(Figure contents as structured data)
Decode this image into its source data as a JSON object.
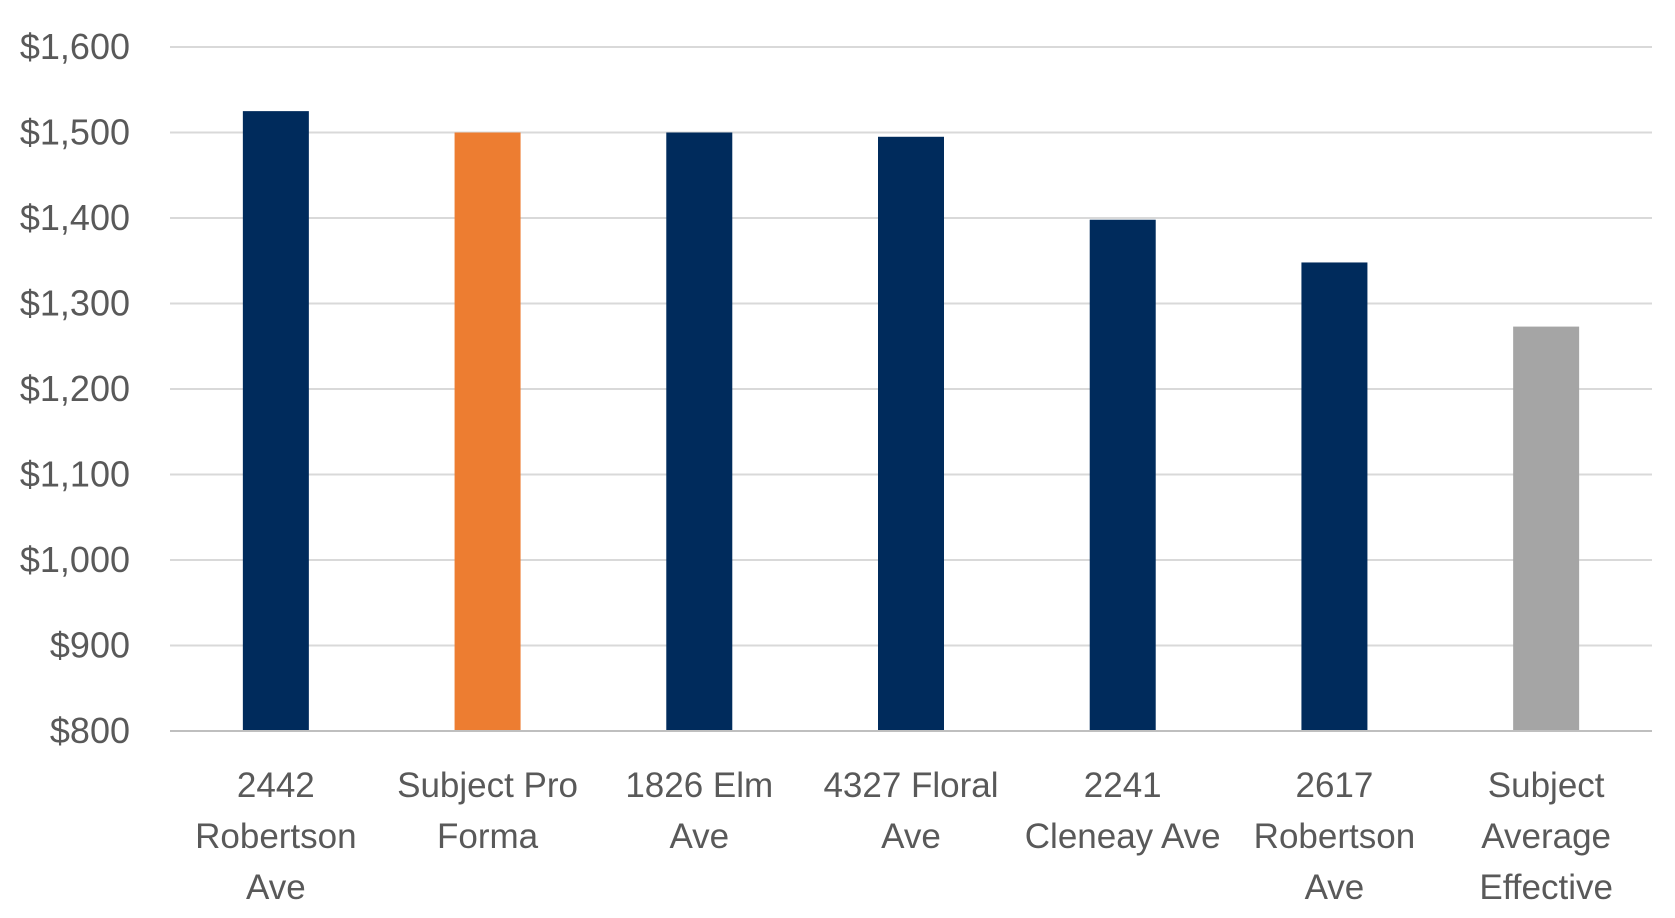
{
  "chart_data": {
    "type": "bar",
    "categories": [
      [
        "2442",
        "Robertson",
        "Ave"
      ],
      [
        "Subject Pro",
        "Forma"
      ],
      [
        "1826 Elm",
        "Ave"
      ],
      [
        "4327 Floral",
        "Ave"
      ],
      [
        "2241",
        "Cleneay Ave"
      ],
      [
        "2617",
        "Robertson",
        "Ave"
      ],
      [
        "Subject",
        "Average",
        "Effective"
      ]
    ],
    "values": [
      1525,
      1500,
      1500,
      1495,
      1398,
      1348,
      1273
    ],
    "bar_colors": [
      "#002b5c",
      "#ed7d31",
      "#002b5c",
      "#002b5c",
      "#002b5c",
      "#002b5c",
      "#a5a5a5"
    ],
    "ylim": [
      800,
      1600
    ],
    "yticks": [
      800,
      900,
      1000,
      1100,
      1200,
      1300,
      1400,
      1500,
      1600
    ],
    "ytick_labels": [
      "$800",
      "$900",
      "$1,000",
      "$1,100",
      "$1,200",
      "$1,300",
      "$1,400",
      "$1,500",
      "$1,600"
    ],
    "grid": true,
    "title": "",
    "xlabel": "",
    "ylabel": ""
  }
}
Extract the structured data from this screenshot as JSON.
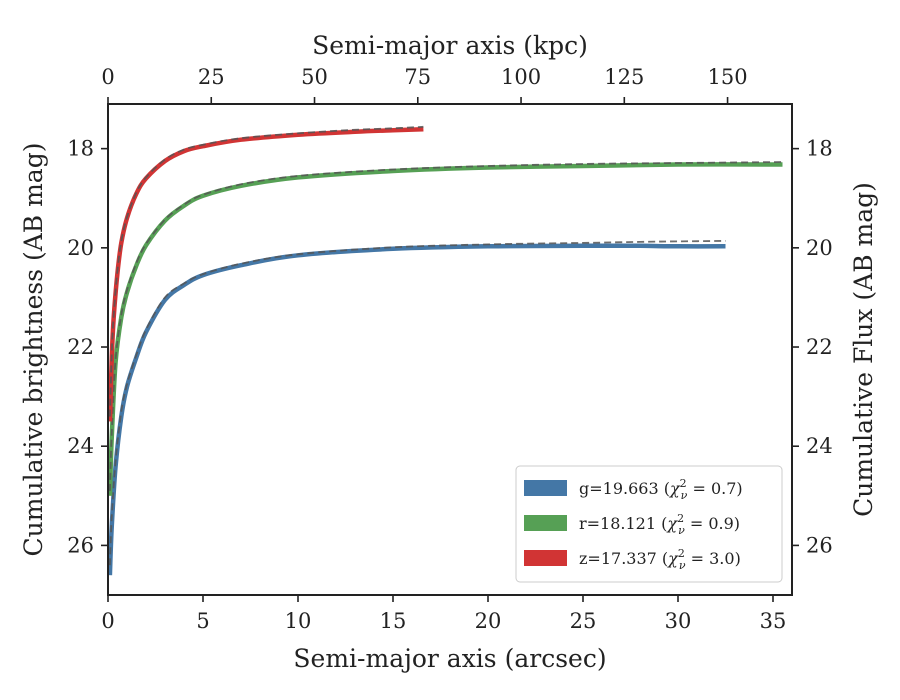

◆ AIM
Transcribe the material as is, with images omitted.

◆ COMPLETE RESPONSE
Decode this image into its source data as a JSON object.
{
  "chart_data": {
    "type": "bar",
    "categories": [
      [
        "2442",
        "Robertson",
        "Ave"
      ],
      [
        "Subject Pro",
        "Forma"
      ],
      [
        "1826 Elm",
        "Ave"
      ],
      [
        "4327 Floral",
        "Ave"
      ],
      [
        "2241",
        "Cleneay Ave"
      ],
      [
        "2617",
        "Robertson",
        "Ave"
      ],
      [
        "Subject",
        "Average",
        "Effective"
      ]
    ],
    "values": [
      1525,
      1500,
      1500,
      1495,
      1398,
      1348,
      1273
    ],
    "bar_colors": [
      "#002b5c",
      "#ed7d31",
      "#002b5c",
      "#002b5c",
      "#002b5c",
      "#002b5c",
      "#a5a5a5"
    ],
    "ylim": [
      800,
      1600
    ],
    "yticks": [
      800,
      900,
      1000,
      1100,
      1200,
      1300,
      1400,
      1500,
      1600
    ],
    "ytick_labels": [
      "$800",
      "$900",
      "$1,000",
      "$1,100",
      "$1,200",
      "$1,300",
      "$1,400",
      "$1,500",
      "$1,600"
    ],
    "grid": true,
    "title": "",
    "xlabel": "",
    "ylabel": ""
  }
}
Extract the structured data from this screenshot as JSON.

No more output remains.